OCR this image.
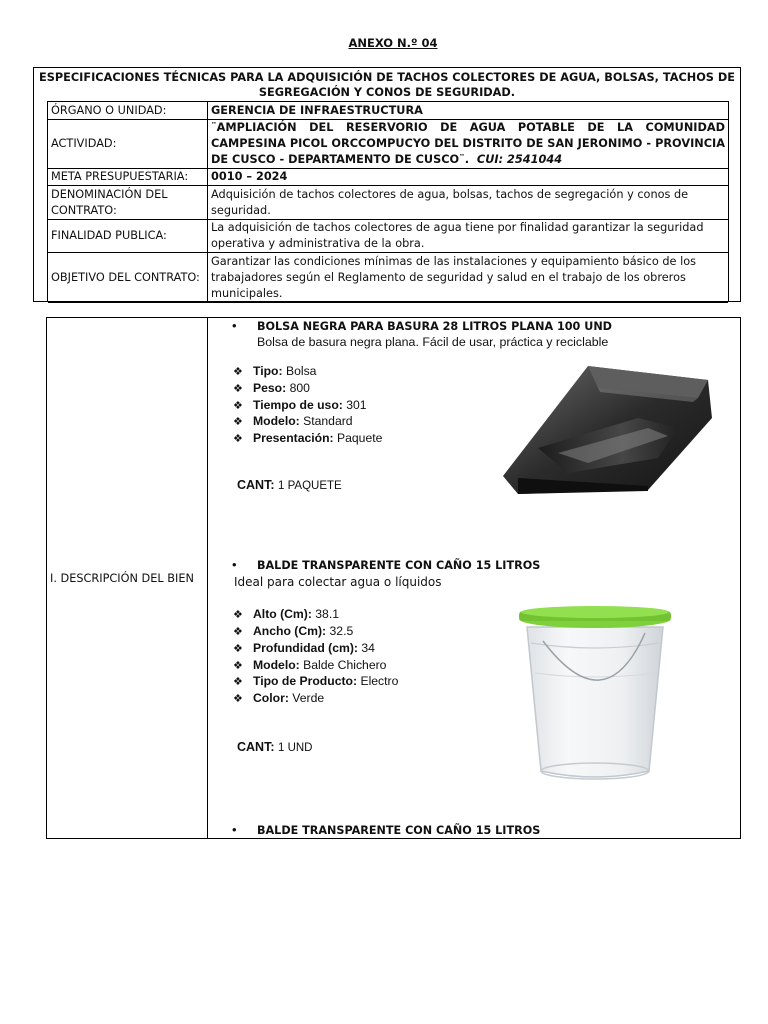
ANEXO N.º 04
ESPECIFICACIONES TÉCNICAS PARA LA ADQUISICIÓN DE TACHOS COLECTORES DE AGUA, BOLSAS, TACHOS DE SEGREGACIÓN Y CONOS DE SEGURIDAD.
ÓRGANO O UNIDAD:	GERENCIA DE INFRAESTRUCTURA
ACTIVIDAD:
¨AMPLIACIÓN DEL RESERVORIO DE AGUA POTABLE DE LA COMUNIDAD CAMPESINA PICOL ORCCOMPUCYO DEL DISTRITO DE SAN JERONIMO - PROVINCIA DE CUSCO - DEPARTAMENTO DE CUSCO¨. CUI: 2541044
META PRESUPUESTARIA:	0010 – 2024
DENOMINACIÓN DEL CONTRATO:
Adquisición de tachos colectores de agua, bolsas, tachos de segregación y conos de seguridad.
FINALIDAD PUBLICA:
La adquisición de tachos colectores de agua tiene por finalidad garantizar la seguridad operativa y administrativa de la obra.
OBJETIVO DEL CONTRATO:
Garantizar las condiciones mínimas de las instalaciones y equipamiento básico de los trabajadores según el Reglamento de seguridad y salud en el trabajo de los obreros municipales.
I. DESCRIPCIÓN DEL BIEN
• BOLSA NEGRA PARA BASURA 28 LITROS PLANA 100 UND
Bolsa de basura negra plana. Fácil de usar, práctica y reciclable
❖ Tipo: Bolsa
❖ Peso: 800
❖ Tiempo de uso: 301
❖ Modelo: Standard
❖ Presentación: Paquete
CANT: 1 PAQUETE
• BALDE TRANSPARENTE CON CAÑO 15 LITROS
Ideal para colectar agua o líquidos
❖ Alto (Cm): 38.1
❖ Ancho (Cm): 32.5
❖ Profundidad (cm): 34
❖ Modelo: Balde Chichero
❖ Tipo de Producto: Electro
❖ Color: Verde
CANT: 1 UND
• BALDE TRANSPARENTE CON CAÑO 15 LITROS
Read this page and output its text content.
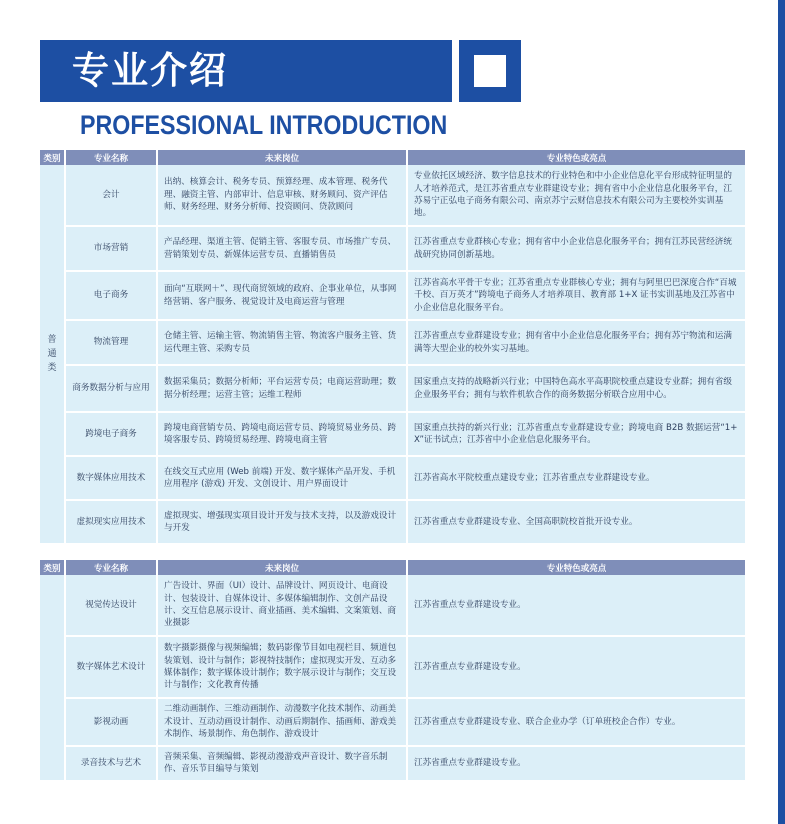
专业介绍
PROFESSIONAL INTRODUCTION
类别	专业名称	未来岗位	专业特色或亮点
普
通
类	会计	出纳、核算会计、税务专员、预算经理、成本管理、税务代理、融资主管、内部审计、信息审核、财务顾问、资产评估师、财务经理、财务分析师、投资顾问、贷款顾问	专业依托区域经济、数字信息技术的行业特色和中小企业信息化平台形成特征明显的人才培养范式，是江苏省重点专业群建设专业；拥有省中小企业信息化服务平台，江苏易宁正弘电子商务有限公司、南京苏宁云财信息技术有限公司为主要校外实训基地。
	市场营销	产品经理、渠道主管、促销主管、客服专员、市场推广专员、营销策划专员、新媒体运营专员、直播销售员	江苏省重点专业群核心专业；拥有省中小企业信息化服务平台；拥有江苏民营经济统战研究协同创新基地。
	电子商务	面向“互联网＋”、现代商贸领域的政府、企事业单位，从事网络营销、客户服务、视觉设计及电商运营与管理	江苏省高水平骨干专业；江苏省重点专业群核心专业；拥有与阿里巴巴深度合作“百城千校、百万英才”跨境电子商务人才培养项目、教育部 1+X 证书实训基地及江苏省中小企业信息化服务平台。
	物流管理	仓储主管、运输主管、物流销售主管、物流客户服务主管、货运代理主管、采购专员	江苏省重点专业群建设专业；拥有省中小企业信息化服务平台；拥有苏宁物流和运满满等大型企业的校外实习基地。
	商务数据分析与应用	数据采集员；数据分析师；平台运营专员；电商运营助理；数据分析经理；运营主管；运维工程师	国家重点支持的战略新兴行业；中国特色高水平高职院校重点建设专业群；拥有省级企业服务平台；拥有与软件机软合作的商务数据分析联合应用中心。
	跨境电子商务	跨境电商营销专员、跨境电商运营专员、跨境贸易业务员、跨境客服专员、跨境贸易经理、跨境电商主管	国家重点扶持的新兴行业；江苏省重点专业群建设专业；跨境电商 B2B 数据运营“1+X”证书试点；江苏省中小企业信息化服务平台。
	数字媒体应用技术	在线交互式应用 (Web 前端) 开发、数字媒体产品开发、手机应用程序 (游戏) 开发、文创设计、用户界面设计	江苏省高水平院校重点建设专业；江苏省重点专业群建设专业。
	虚拟现实应用技术	虚拟现实、增强现实项目设计开发与技术支持，以及游戏设计与开发	江苏省重点专业群建设专业、全国高职院校首批开设专业。
类别	专业名称	未来岗位	专业特色或亮点
	视觉传达设计	广告设计、界面（UI）设计、品牌设计、网页设计、电商设计、包装设计、自媒体设计、多媒体编辑制作、文创产品设计、交互信息展示设计、商业插画、美术编辑、文案策划、商业摄影	江苏省重点专业群建设专业。
	数字媒体艺术设计	数字摄影摄像与视频编辑；数码影像节目如电视栏目、频道包装策划、设计与制作；影视特技制作；虚拟现实开发、互动多媒体制作；数字媒体设计制作；数字展示设计与制作；交互设计与制作；文化教育传播	江苏省重点专业群建设专业。
	影视动画	二维动画制作、三维动画制作、动漫数字化技术制作、动画美术设计、互动动画设计制作、动画后期制作、插画师、游戏美术制作、场景制作、角色制作、游戏设计	江苏省重点专业群建设专业、联合企业办学（订单班校企合作）专业。
	录音技术与艺术	音频采集、音频编辑、影视动漫游戏声音设计、数字音乐制作、音乐节目编导与策划	江苏省重点专业群建设专业。
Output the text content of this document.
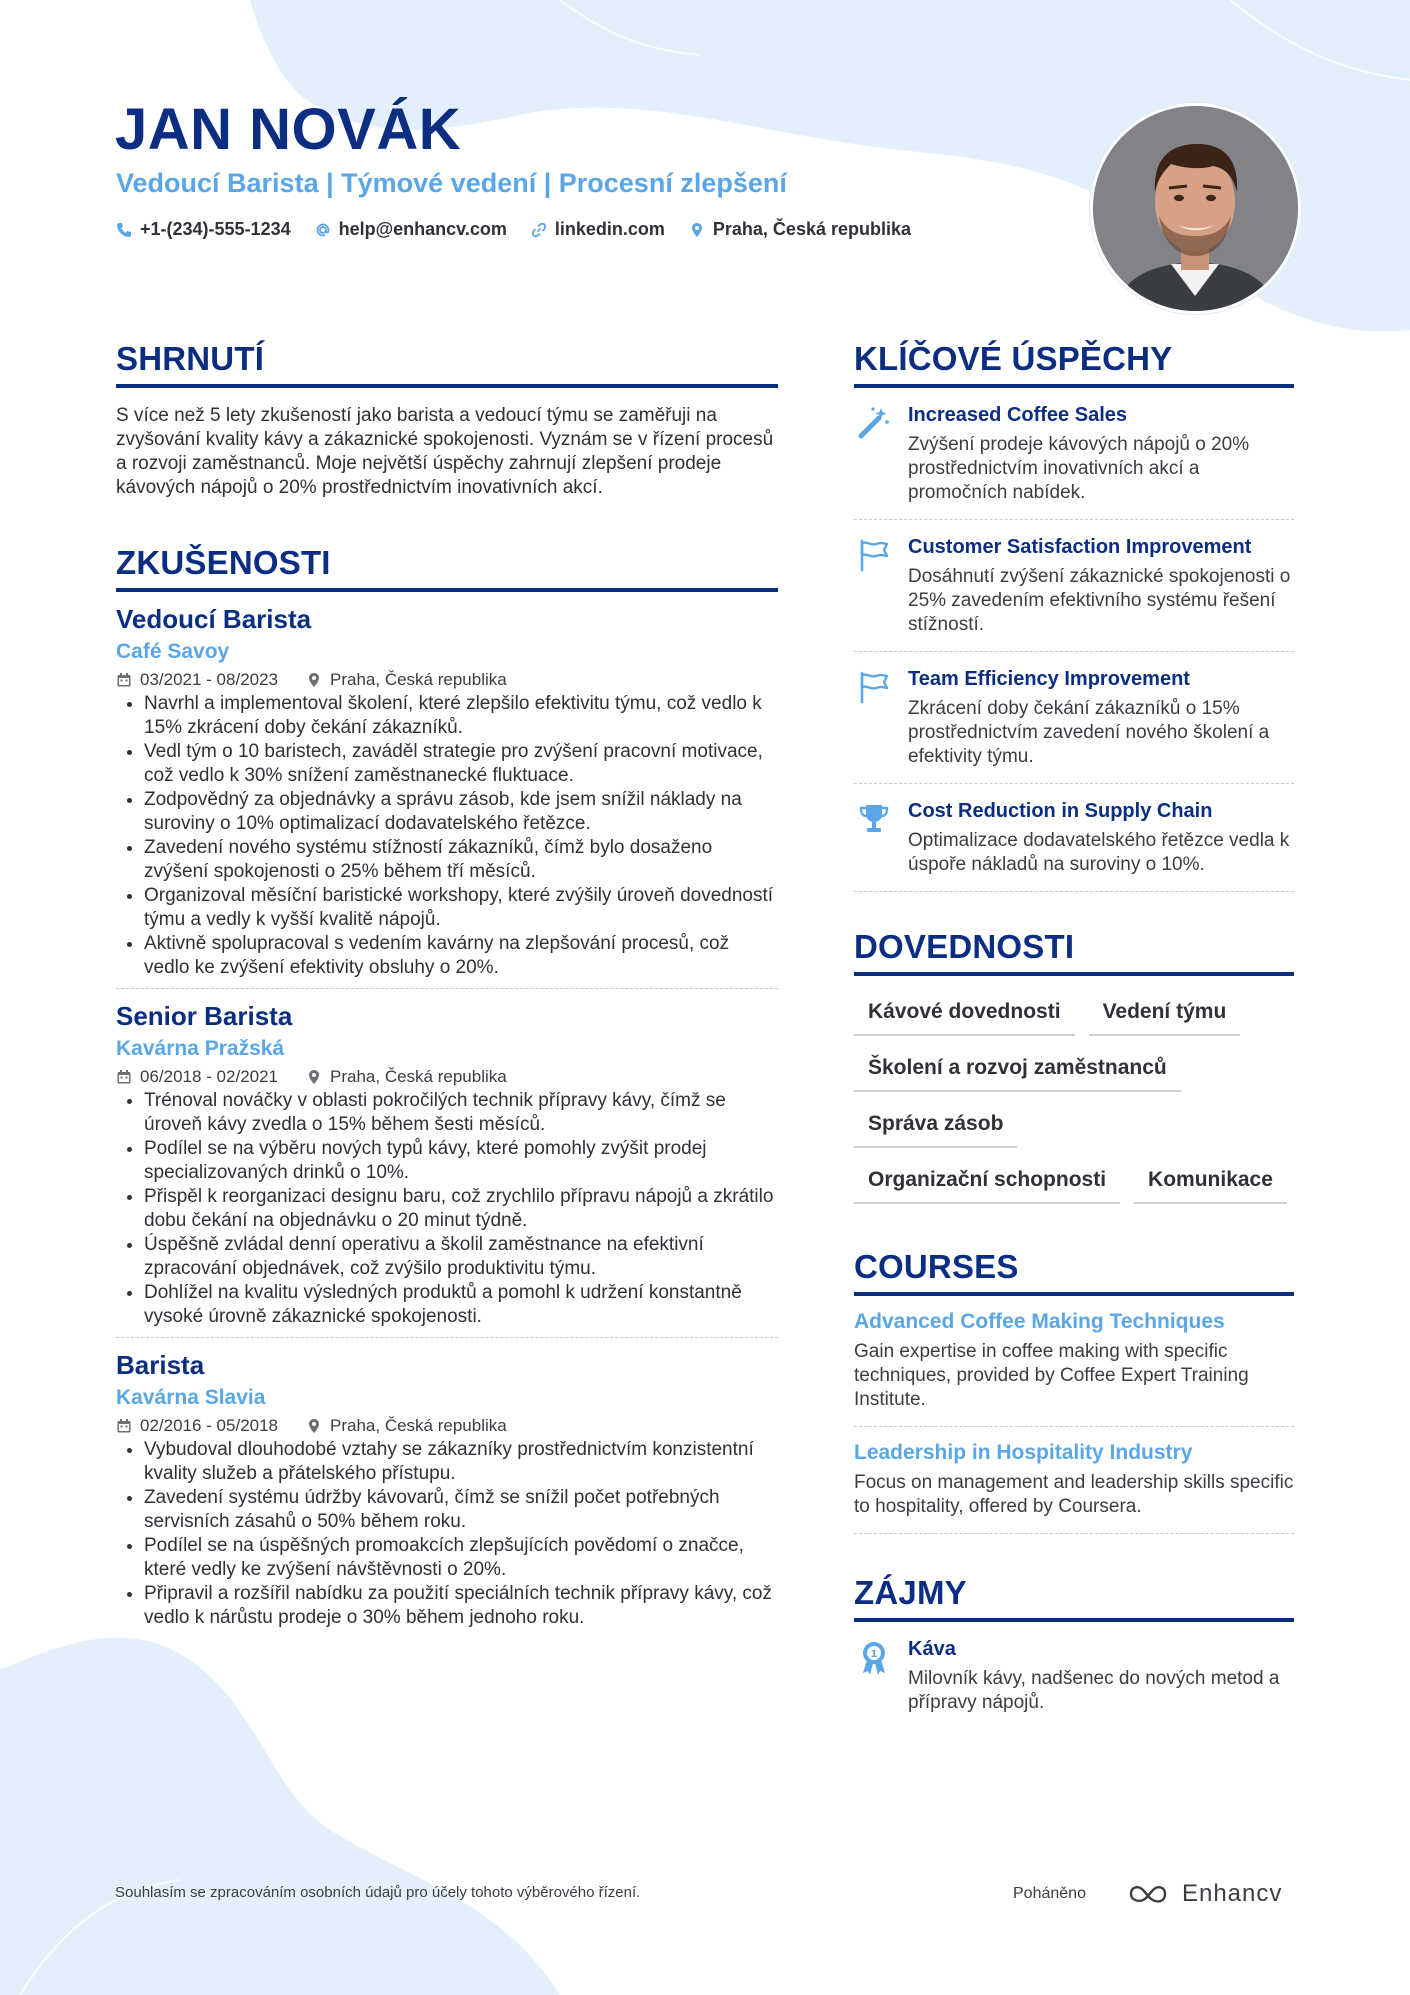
JAN NOVÁK
Vedoucí Barista | Týmové vedení | Procesní zlepšení
+1-(234)-555-1234	help@enhancv.com	linkedin.com	Praha, Česká republika
SHRNUTÍ

S více než 5 lety zkušeností jako barista a vedoucí týmu se zaměřuji na zvyšování kvality kávy a zákaznické spokojenosti. Vyznám se v řízení procesů a rozvoji zaměstnanců. Moje největší úspěchy zahrnují zlepšení prodeje kávových nápojů o 20% prostřednictvím inovativních akcí.

ZKUŠENOSTI
Vedoucí Barista
Café Savoy
03/2021 - 08/2023	Praha, Česká republika
• Navrhl a implementoval školení, které zlepšilo efektivitu týmu, což vedlo k 15% zkrácení doby čekání zákazníků.
• Vedl tým o 10 baristech, zaváděl strategie pro zvýšení pracovní motivace, což vedlo k 30% snížení zaměstnanecké fluktuace.
• Zodpovědný za objednávky a správu zásob, kde jsem snížil náklady na suroviny o 10% optimalizací dodavatelského řetězce.
• Zavedení nového systému stížností zákazníků, čímž bylo dosaženo zvýšení spokojenosti o 25% během tří měsíců.
• Organizoval měsíční baristické workshopy, které zvýšily úroveň dovedností týmu a vedly k vyšší kvalitě nápojů.
• Aktivně spolupracoval s vedením kavárny na zlepšování procesů, což vedlo ke zvýšení efektivity obsluhy o 20%.
Senior Barista
Kavárna Pražská
06/2018 - 02/2021	Praha, Česká republika
• Trénoval nováčky v oblasti pokročilých technik přípravy kávy, čímž se úroveň kávy zvedla o 15% během šesti měsíců.
• Podílel se na výběru nových typů kávy, které pomohly zvýšit prodej specializovaných drinků o 10%.
• Přispěl k reorganizaci designu baru, což zrychlilo přípravu nápojů a zkrátilo dobu čekání na objednávku o 20 minut týdně.
• Úspěšně zvládal denní operativu a školil zaměstnance na efektivní zpracování objednávek, což zvýšilo produktivitu týmu.
• Dohlížel na kvalitu výsledných produktů a pomohl k udržení konstantně vysoké úrovně zákaznické spokojenosti.
Barista
Kavárna Slavia
02/2016 - 05/2018	Praha, Česká republika
• Vybudoval dlouhodobé vztahy se zákazníky prostřednictvím konzistentní kvality služeb a přátelského přístupu.
• Zavedení systému údržby kávovarů, čímž se snížil počet potřebných servisních zásahů o 50% během roku.
• Podílel se na úspěšných promoakcích zlepšujících povědomí o značce, které vedly ke zvýšení návštěvnosti o 20%.
• Připravil a rozšířil nabídku za použití speciálních technik přípravy kávy, což vedlo k nárůstu prodeje o 30% během jednoho roku.
KLÍČOVÉ ÚSPĚCHY

Increased Coffee Sales

Zvýšení prodeje kávových nápojů o 20% prostřednictvím inovativních akcí a promočních nabídek.

Customer Satisfaction Improvement

Dosáhnutí zvýšení zákaznické spokojenosti o 25% zavedením efektivního systému řešení stížností.

Team Efficiency Improvement

Zkrácení doby čekání zákazníků o 15% prostřednictvím zavedení nového školení a efektivity týmu.

Cost Reduction in Supply Chain

Optimalizace dodavatelského řetězce vedla k úspoře nákladů na suroviny o 10%.

DOVEDNOSTI
Kávové dovednosti	Vedení týmu
Školení a rozvoj zaměstnanců
Správa zásob
Organizační schopnosti	Komunikace
COURSES

Advanced Coffee Making Techniques

Gain expertise in coffee making with specific techniques, provided by Coffee Expert Training Institute.

Leadership in Hospitality Industry

Focus on management and leadership skills specific to hospitality, offered by Coursera.

ZÁJMY
1 Káva

Milovník kávy, nadšenec do nových metod a přípravy nápojů.

Souhlasím se zpracováním osobních údajů pro účely tohoto výběrového řízení.	Poháněno	Enhancv
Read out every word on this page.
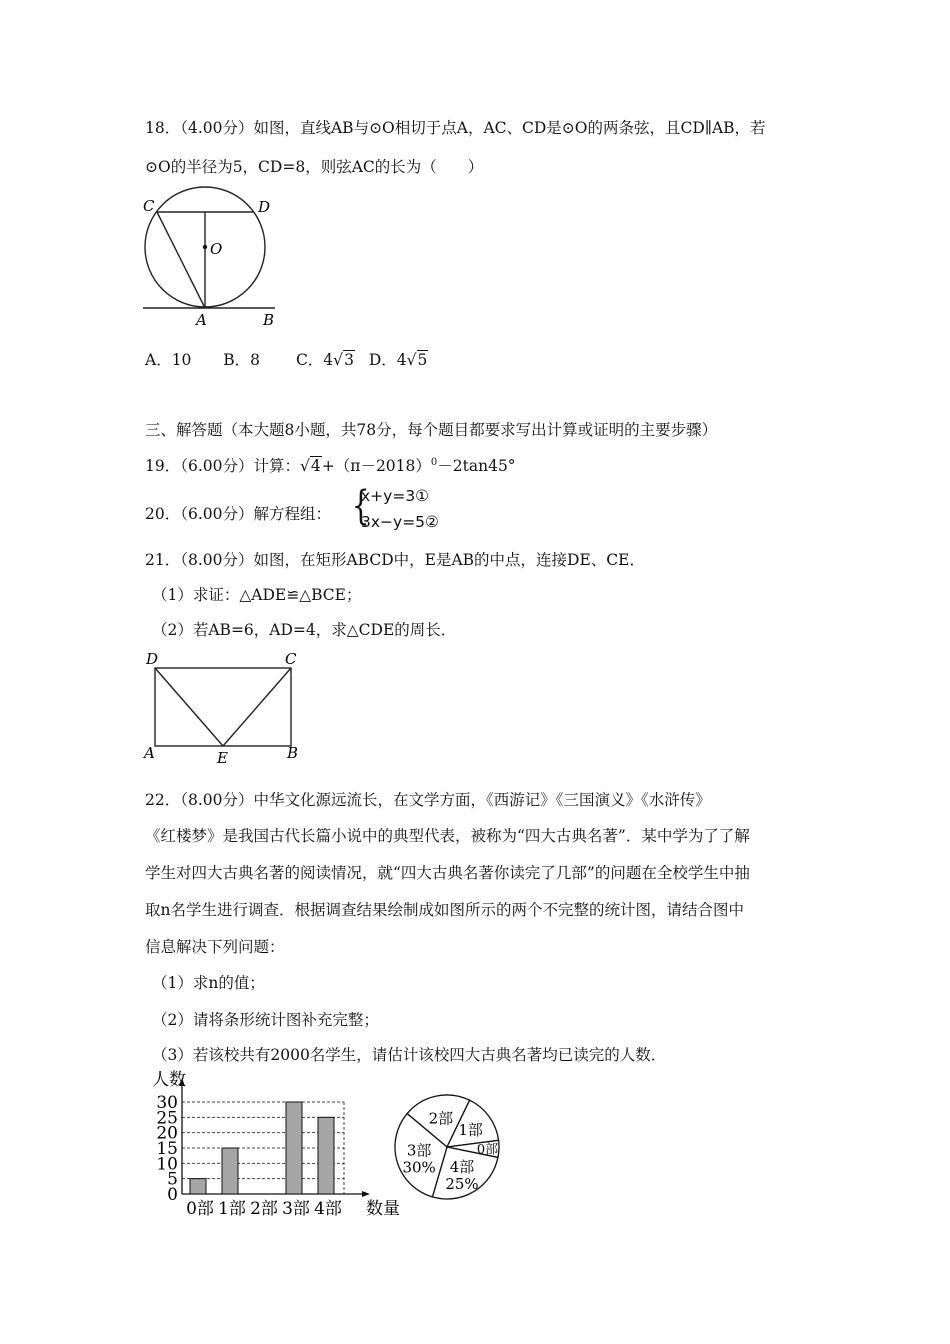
18．（4.00分）如图，直线AB与⊙O相切于点A，AC、CD是⊙O的两条弦，且CD∥AB，若
⊙O的半径为5，CD=8，则弦AC的长为（　　）
C	D
O
A	B
A．10 B．8 C．4√3 D．4√5
三、解答题（本大题8小题，共78分，每个题目都要求写出计算或证明的主要步骤）
19．（6.00分）计算：$√4+(\pi-2018)^0-2\tan 45^\circ$
20．（6.00分）解方程组： {
x+y=3①
3x−y=5②
21．（8.00分）如图，在矩形ABCD中，E是AB的中点，连接DE、CE．
（1）求证：△ADE≌△BCE；
（2）若AB=6，AD=4，求△CDE的周长．
D	C
A	E	B
22．（8.00分）中华文化源远流长，在文学方面，《西游记》《三国演义》《水浒传》
《红楼梦》是我国古代长篇小说中的典型代表，被称为“四大古典名著”．某中学为了了解
学生对四大古典名著的阅读情况，就“四大古典名著你读完了几部”的问题在全校学生中抽
取n名学生进行调查．根据调查结果绘制成如图所示的两个不完整的统计图，请结合图中
信息解决下列问题：
（1）求n的值；
（2）请将条形统计图补充完整；
（3）若该校共有2000名学生，请估计该校四大古典名著均已读完的人数．
0
5
10
15
20
25
30
人数
数量
0部 1部 2部 3部 4部
2部
1部
0部
4部
25%
3部
30%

Instructions for the task: List each line in the listing that contains the string "prodeje".

Reply:
S více než 5 lety zkušeností jako barista a vedoucí týmu se zaměřuji na zvyšování kvality kávy a zákaznické spokojenosti. Vyznám se v řízení procesů a rozvoji zaměstnanců. Moje největší úspěchy zahrnují zlepšení prodeje kávových nápojů o 20% prostřednictvím inovativních akcí.
• Připravil a rozšířil nabídku za použití speciálních technik přípravy kávy, což vedlo k nárůstu prodeje o 30% během jednoho roku.
Zvýšení prodeje kávových nápojů o 20% prostřednictvím inovativních akcí a promočních nabídek.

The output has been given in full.